■ **To do**: Read the listing and extract each line that includes the word "What".

--- START OF Information supplied ---

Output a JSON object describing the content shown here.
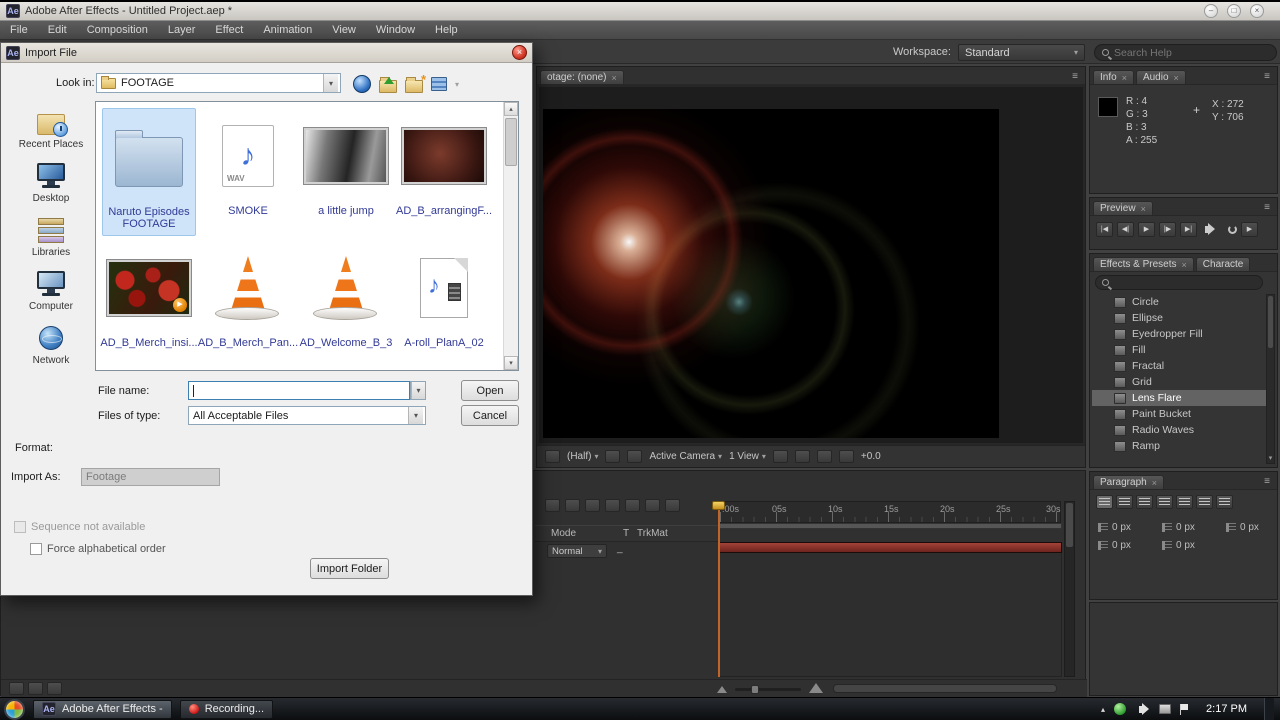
{
  "icons": {
    "close": "×",
    "dropdown": "▾",
    "up_arrow": "▴",
    "down_arrow": "▾",
    "menu": "≡",
    "minimize": "–",
    "maximize": "□",
    "first_frame": "|◀",
    "prev_frame": "◀|",
    "play": "▶",
    "next_frame": "|▶",
    "last_frame": "▶|",
    "crosshair": "+"
  },
  "titlebar": {
    "app_icon": "Ae",
    "title": "Adobe After Effects - Untitled Project.aep *"
  },
  "menubar": {
    "items": [
      "File",
      "Edit",
      "Composition",
      "Layer",
      "Effect",
      "Animation",
      "View",
      "Window",
      "Help"
    ]
  },
  "toolbar": {
    "workspace_label": "Workspace:",
    "workspace_value": "Standard",
    "search_placeholder": "Search Help"
  },
  "dialog": {
    "app_icon": "Ae",
    "title": "Import File",
    "look_in_label": "Look in:",
    "look_in_value": "FOOTAGE",
    "places": [
      {
        "label": "Recent Places"
      },
      {
        "label": "Desktop"
      },
      {
        "label": "Libraries"
      },
      {
        "label": "Computer"
      },
      {
        "label": "Network"
      }
    ],
    "files": [
      {
        "name": "Naruto Episodes FOOTAGE"
      },
      {
        "name": "SMOKE"
      },
      {
        "name": "a little jump"
      },
      {
        "name": "AD_B_arrangingF..."
      },
      {
        "name": "AD_B_Merch_insi..."
      },
      {
        "name": "AD_B_Merch_Pan..."
      },
      {
        "name": "AD_Welcome_B_3"
      },
      {
        "name": "A-roll_PlanA_02"
      }
    ],
    "wav_label": "WAV",
    "file_name_label": "File name:",
    "file_name_value": "",
    "files_of_type_label": "Files of type:",
    "files_of_type_value": "All Acceptable Files",
    "open_button": "Open",
    "cancel_button": "Cancel",
    "format_label": "Format:",
    "import_as_label": "Import As:",
    "import_as_value": "Footage",
    "sequence_checkbox_label": "Sequence not available",
    "alphabetical_checkbox_label": "Force alphabetical order",
    "import_folder_button": "Import Folder"
  },
  "comp": {
    "tab": "otage: (none)",
    "magnification": "(Half)",
    "camera": "Active Camera",
    "view_layout": "1 View",
    "exposure": "+0.0"
  },
  "info": {
    "tab_info": "Info",
    "tab_audio": "Audio",
    "r": "R : 4",
    "g": "G : 3",
    "b": "B : 3",
    "a": "A : 255",
    "x": "X : 272",
    "y": "Y : 706"
  },
  "preview": {
    "tab": "Preview"
  },
  "effects": {
    "tab": "Effects & Presets",
    "tab2": "Characte",
    "items": [
      {
        "label": "Circle"
      },
      {
        "label": "Ellipse"
      },
      {
        "label": "Eyedropper Fill"
      },
      {
        "label": "Fill"
      },
      {
        "label": "Fractal"
      },
      {
        "label": "Grid"
      },
      {
        "label": "Lens Flare"
      },
      {
        "label": "Paint Bucket"
      },
      {
        "label": "Radio Waves"
      },
      {
        "label": "Ramp"
      }
    ]
  },
  "paragraph": {
    "tab": "Paragraph",
    "fields": [
      {
        "value": "0 px"
      },
      {
        "value": "0 px"
      },
      {
        "value": "0 px"
      },
      {
        "value": "0 px"
      },
      {
        "value": "0 px"
      }
    ]
  },
  "timeline": {
    "mode_header": "Mode",
    "t_header": "T",
    "trkmat_header": "TrkMat",
    "blend_mode": "Normal",
    "trkmat_value": "_",
    "ruler": [
      ":00s",
      "05s",
      "10s",
      "15s",
      "20s",
      "25s",
      "30s"
    ]
  },
  "taskbar": {
    "app1_icon": "Ae",
    "app1": "Adobe After Effects -",
    "app2": "Recording...",
    "clock": "2:17 PM"
  }
}
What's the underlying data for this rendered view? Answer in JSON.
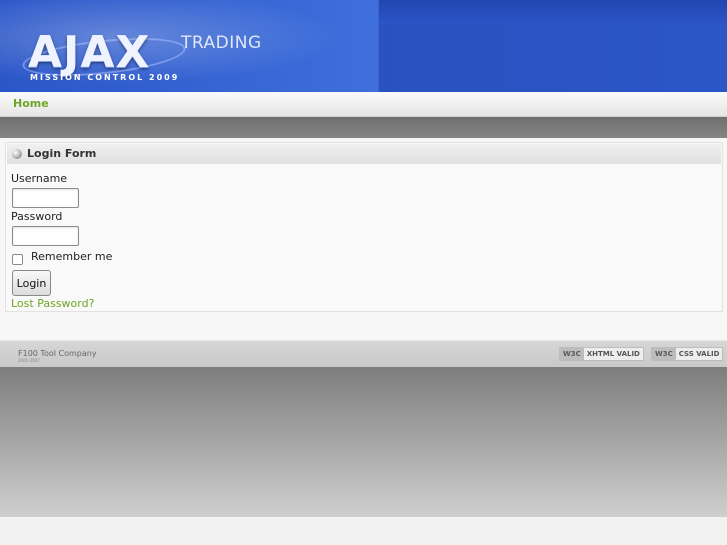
{
  "header": {
    "logo_main": "AJAX",
    "logo_side": "TRADING",
    "logo_sub": "MISSION CONTROL 2009"
  },
  "nav": {
    "home": "Home"
  },
  "login": {
    "title": "Login Form",
    "username_label": "Username",
    "username_value": "",
    "password_label": "Password",
    "password_value": "",
    "remember_label": "Remember me",
    "remember_checked": false,
    "button_label": "Login",
    "lost_password": "Lost Password?"
  },
  "footer": {
    "company": "F100 Tool Company",
    "years": "2001-2007",
    "badge1_w3c": "W3C",
    "badge1_text": "XHTML VALID",
    "badge2_w3c": "W3C",
    "badge2_text": "CSS VALID"
  },
  "colors": {
    "header_blue": "#2b56c8",
    "link_green": "#6fa526",
    "dark_bar": "#7a7a7a"
  }
}
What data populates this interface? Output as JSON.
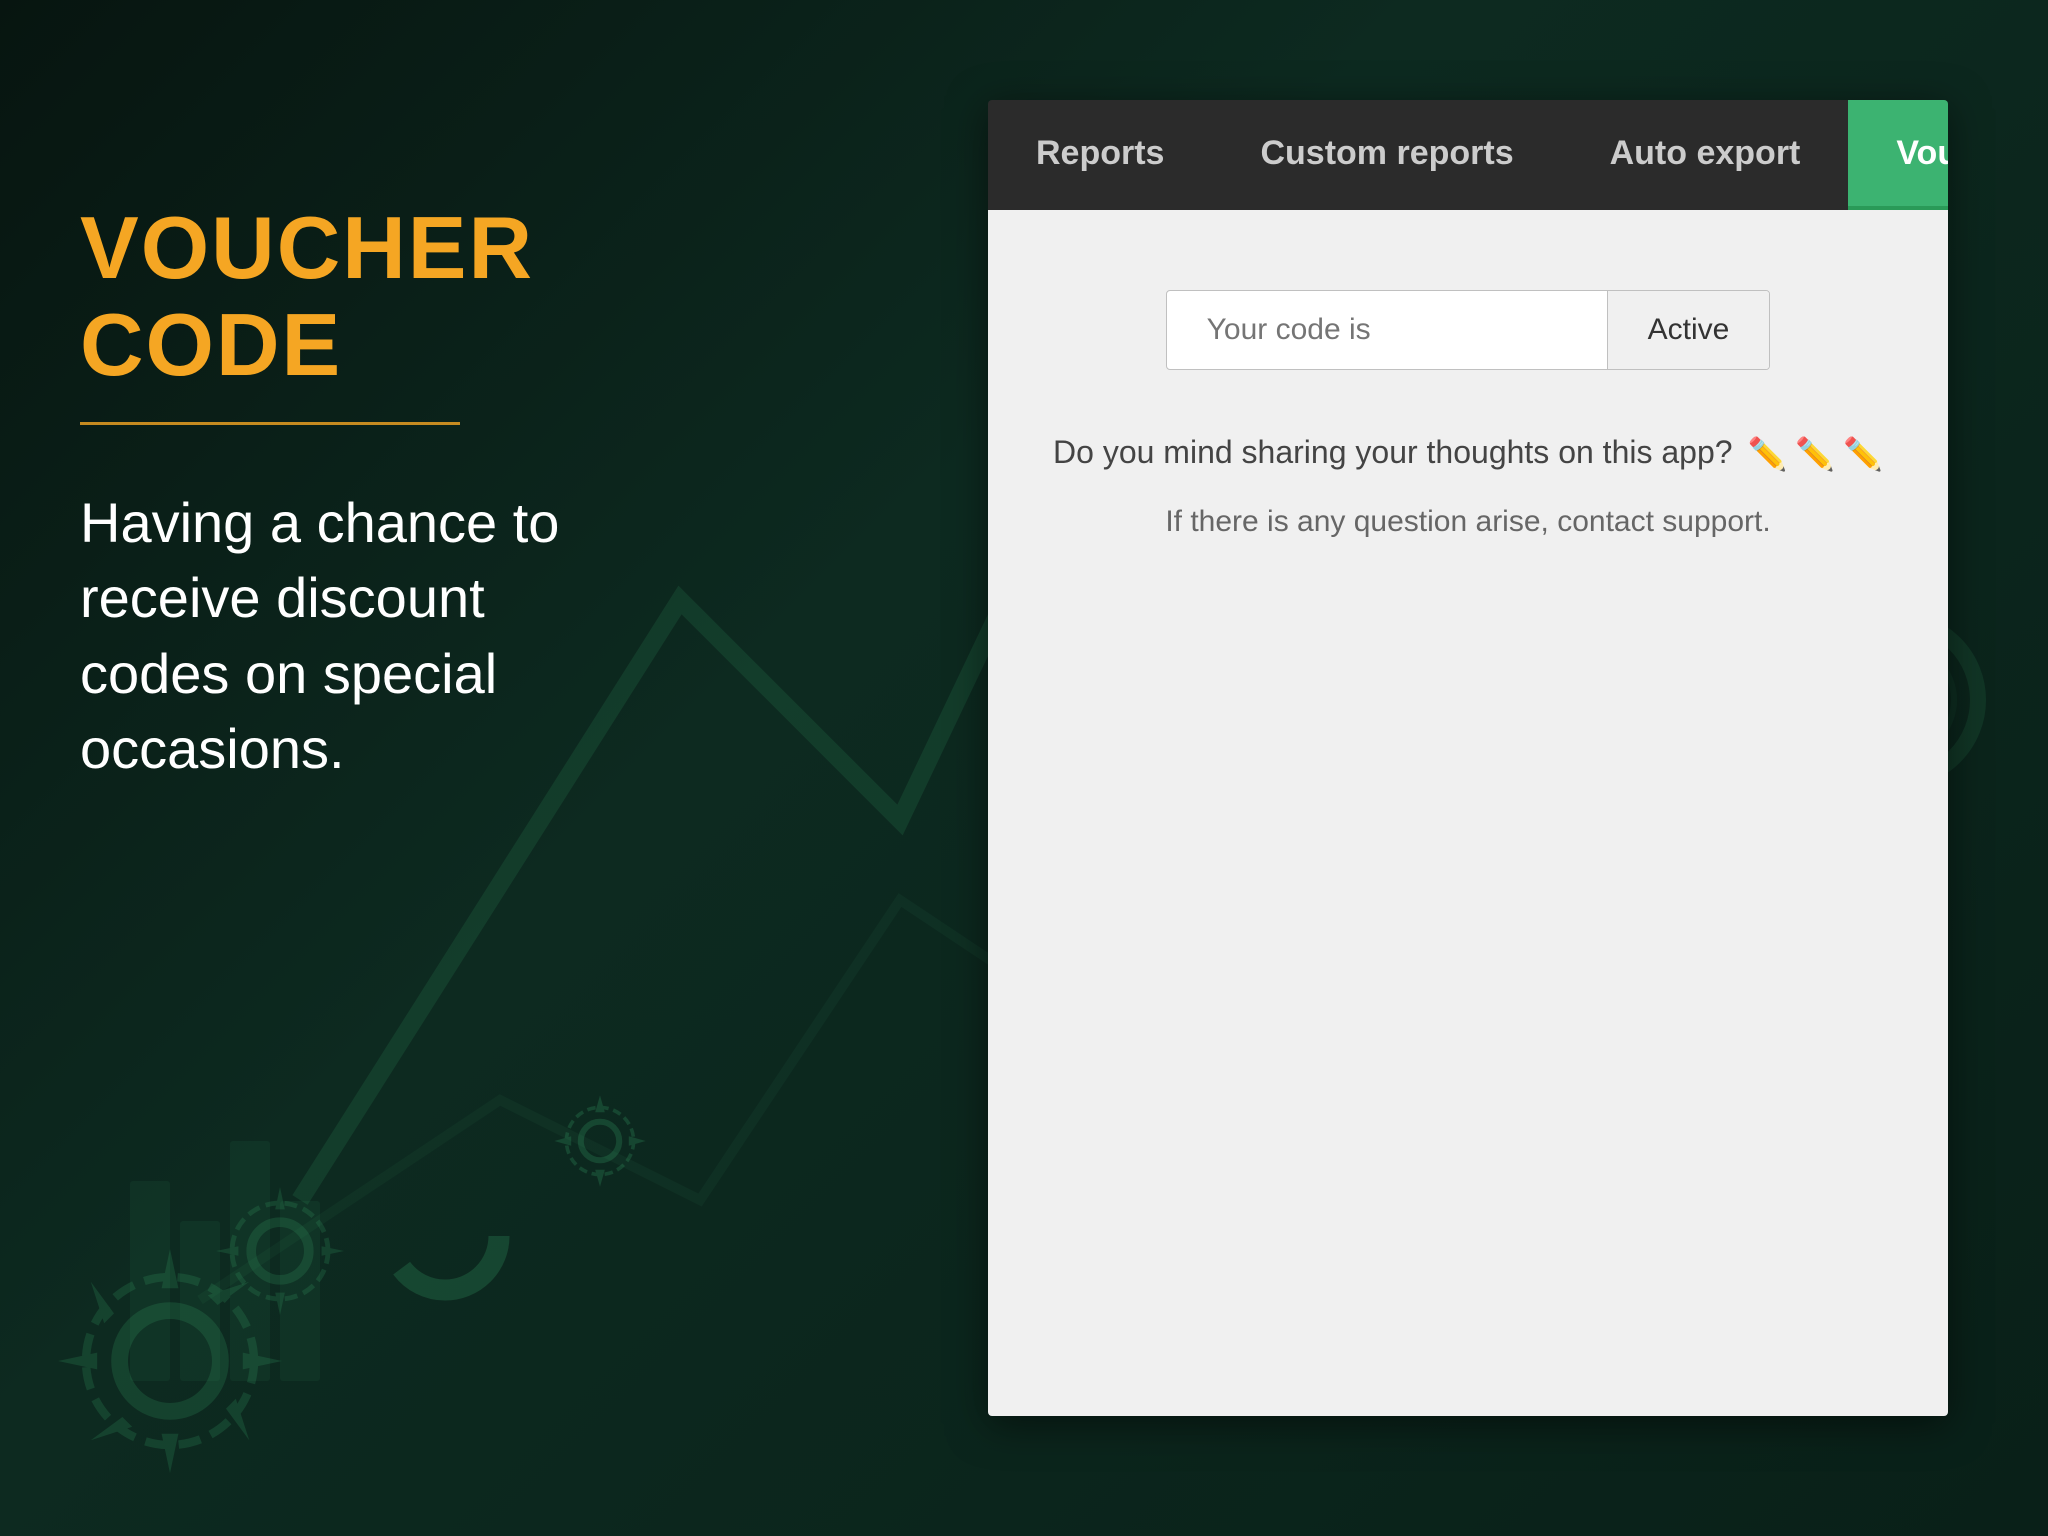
{
  "background": {
    "color": "#0a1f1a"
  },
  "left_panel": {
    "title": "VOUCHER CODE",
    "description": "Having a chance to receive discount codes on special occasions."
  },
  "tabs": [
    {
      "id": "reports",
      "label": "Reports",
      "active": false
    },
    {
      "id": "custom-reports",
      "label": "Custom reports",
      "active": false
    },
    {
      "id": "auto-export",
      "label": "Auto export",
      "active": false
    },
    {
      "id": "voucher",
      "label": "Voucher",
      "active": true
    }
  ],
  "voucher_form": {
    "code_placeholder": "Your code is",
    "active_button_label": "Active",
    "feedback_question": "Do you mind sharing your thoughts on this app?",
    "support_text": "If there is any question arise, contact support."
  }
}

--- END OF Information supplied ---

■ **Expected output**:
What's the underlying data for this rendered view? Answer in JSON.
What data populates this interface? Output as JSON.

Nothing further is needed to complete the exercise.